Figure contents as structured data
************
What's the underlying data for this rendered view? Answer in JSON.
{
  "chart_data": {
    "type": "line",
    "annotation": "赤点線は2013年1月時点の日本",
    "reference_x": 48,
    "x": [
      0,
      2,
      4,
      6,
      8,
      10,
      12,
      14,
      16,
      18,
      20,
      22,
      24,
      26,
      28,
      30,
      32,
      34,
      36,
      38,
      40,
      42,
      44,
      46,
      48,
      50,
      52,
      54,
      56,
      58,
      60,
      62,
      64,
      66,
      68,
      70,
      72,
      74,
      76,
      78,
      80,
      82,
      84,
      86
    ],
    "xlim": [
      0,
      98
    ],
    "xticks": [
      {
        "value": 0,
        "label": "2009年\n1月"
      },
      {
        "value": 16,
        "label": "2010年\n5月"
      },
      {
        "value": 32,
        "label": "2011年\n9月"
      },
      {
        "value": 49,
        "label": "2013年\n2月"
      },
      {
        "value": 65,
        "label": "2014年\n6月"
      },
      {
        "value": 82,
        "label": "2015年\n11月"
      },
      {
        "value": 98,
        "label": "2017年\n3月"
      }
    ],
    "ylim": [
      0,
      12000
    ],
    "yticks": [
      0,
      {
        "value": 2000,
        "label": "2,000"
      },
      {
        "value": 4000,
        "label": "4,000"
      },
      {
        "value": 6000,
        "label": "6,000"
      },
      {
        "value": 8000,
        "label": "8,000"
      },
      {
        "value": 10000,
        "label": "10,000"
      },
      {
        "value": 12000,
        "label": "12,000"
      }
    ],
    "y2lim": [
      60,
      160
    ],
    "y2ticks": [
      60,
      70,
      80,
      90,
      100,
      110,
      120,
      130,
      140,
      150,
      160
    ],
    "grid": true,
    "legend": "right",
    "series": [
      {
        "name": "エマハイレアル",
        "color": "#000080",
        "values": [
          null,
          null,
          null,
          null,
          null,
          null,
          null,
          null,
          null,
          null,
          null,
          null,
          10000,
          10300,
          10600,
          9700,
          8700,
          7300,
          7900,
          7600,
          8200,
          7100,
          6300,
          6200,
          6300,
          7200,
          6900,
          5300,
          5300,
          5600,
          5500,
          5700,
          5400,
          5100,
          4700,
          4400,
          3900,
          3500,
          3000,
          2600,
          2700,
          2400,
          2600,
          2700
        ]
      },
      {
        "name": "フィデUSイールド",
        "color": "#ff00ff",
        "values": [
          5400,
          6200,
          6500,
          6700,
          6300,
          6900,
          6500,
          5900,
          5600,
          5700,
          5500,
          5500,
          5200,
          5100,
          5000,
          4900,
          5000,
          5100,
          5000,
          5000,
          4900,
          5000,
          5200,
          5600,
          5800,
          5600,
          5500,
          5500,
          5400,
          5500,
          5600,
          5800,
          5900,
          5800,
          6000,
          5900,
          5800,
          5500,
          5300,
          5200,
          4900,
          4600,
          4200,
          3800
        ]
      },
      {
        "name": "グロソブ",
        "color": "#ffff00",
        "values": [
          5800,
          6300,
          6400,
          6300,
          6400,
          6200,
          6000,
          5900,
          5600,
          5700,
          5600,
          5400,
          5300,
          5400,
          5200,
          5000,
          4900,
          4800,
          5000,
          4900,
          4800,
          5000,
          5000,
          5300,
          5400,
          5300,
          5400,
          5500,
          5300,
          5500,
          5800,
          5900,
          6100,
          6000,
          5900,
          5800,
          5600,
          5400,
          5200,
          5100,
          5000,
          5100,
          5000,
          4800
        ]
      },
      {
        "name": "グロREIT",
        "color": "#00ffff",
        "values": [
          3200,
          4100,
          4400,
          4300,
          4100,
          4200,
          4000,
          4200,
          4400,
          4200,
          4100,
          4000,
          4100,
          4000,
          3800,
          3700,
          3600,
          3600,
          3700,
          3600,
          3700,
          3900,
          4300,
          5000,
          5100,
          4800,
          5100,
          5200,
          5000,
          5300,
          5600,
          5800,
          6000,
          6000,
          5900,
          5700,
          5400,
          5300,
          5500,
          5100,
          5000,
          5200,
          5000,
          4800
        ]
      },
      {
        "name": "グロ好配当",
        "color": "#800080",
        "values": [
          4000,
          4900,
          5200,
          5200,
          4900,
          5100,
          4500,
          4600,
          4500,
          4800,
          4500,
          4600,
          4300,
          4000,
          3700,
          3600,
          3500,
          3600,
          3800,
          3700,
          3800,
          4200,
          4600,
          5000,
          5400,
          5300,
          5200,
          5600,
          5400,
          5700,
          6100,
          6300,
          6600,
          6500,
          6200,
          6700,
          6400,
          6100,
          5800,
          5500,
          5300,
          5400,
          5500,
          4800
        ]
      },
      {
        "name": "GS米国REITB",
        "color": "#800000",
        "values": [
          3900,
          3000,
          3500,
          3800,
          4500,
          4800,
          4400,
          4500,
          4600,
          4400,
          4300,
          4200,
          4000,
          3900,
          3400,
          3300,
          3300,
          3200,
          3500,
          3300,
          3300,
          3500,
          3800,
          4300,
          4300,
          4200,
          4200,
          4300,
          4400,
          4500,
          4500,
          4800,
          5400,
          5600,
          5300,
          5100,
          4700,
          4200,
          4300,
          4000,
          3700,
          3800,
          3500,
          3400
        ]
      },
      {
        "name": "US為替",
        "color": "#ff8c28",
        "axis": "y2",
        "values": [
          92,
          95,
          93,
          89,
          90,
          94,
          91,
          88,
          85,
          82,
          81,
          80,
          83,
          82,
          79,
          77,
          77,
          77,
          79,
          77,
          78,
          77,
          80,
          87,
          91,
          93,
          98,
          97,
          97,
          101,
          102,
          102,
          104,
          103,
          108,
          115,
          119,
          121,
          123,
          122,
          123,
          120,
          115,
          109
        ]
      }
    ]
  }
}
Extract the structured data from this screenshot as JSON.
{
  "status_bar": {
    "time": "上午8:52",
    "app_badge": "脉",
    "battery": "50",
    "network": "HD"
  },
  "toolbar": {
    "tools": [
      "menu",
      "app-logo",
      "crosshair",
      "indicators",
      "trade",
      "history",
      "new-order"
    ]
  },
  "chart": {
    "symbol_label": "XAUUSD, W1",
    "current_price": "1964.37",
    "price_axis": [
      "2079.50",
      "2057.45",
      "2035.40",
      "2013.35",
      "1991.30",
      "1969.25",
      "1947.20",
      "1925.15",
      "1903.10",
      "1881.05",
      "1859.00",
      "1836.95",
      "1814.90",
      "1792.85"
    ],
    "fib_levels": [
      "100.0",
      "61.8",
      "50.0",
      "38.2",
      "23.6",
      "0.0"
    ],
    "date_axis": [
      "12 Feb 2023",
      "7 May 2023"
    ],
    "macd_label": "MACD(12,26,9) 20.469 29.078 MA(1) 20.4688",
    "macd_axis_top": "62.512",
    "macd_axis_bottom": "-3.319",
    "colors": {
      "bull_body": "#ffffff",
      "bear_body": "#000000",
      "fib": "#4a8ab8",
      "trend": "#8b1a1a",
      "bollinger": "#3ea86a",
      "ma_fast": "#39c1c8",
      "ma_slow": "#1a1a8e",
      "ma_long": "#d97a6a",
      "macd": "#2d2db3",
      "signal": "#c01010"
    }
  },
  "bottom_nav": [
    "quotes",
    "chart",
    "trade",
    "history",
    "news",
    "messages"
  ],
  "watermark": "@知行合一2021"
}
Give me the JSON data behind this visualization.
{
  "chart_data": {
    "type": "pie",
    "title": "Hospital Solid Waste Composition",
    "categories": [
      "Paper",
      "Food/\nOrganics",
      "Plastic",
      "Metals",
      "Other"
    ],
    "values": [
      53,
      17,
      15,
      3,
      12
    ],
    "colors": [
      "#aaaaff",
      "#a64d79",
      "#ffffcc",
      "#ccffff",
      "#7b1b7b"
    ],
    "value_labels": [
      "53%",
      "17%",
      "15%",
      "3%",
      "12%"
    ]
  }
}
************
# Exercise brief:
Begin at the line containing "Give me the" and reproduce each line through the end of the records above.

# Answer for the task:
Give me the JSON data behind this visualization.
{
  "chart_data": {
    "type": "pie",
    "title": "Hospital Solid Waste Composition",
    "categories": [
      "Paper",
      "Food/\nOrganics",
      "Plastic",
      "Metals",
      "Other"
    ],
    "values": [
      53,
      17,
      15,
      3,
      12
    ],
    "colors": [
      "#aaaaff",
      "#a64d79",
      "#ffffcc",
      "#ccffff",
      "#7b1b7b"
    ],
    "value_labels": [
      "53%",
      "17%",
      "15%",
      "3%",
      "12%"
    ]
  }
}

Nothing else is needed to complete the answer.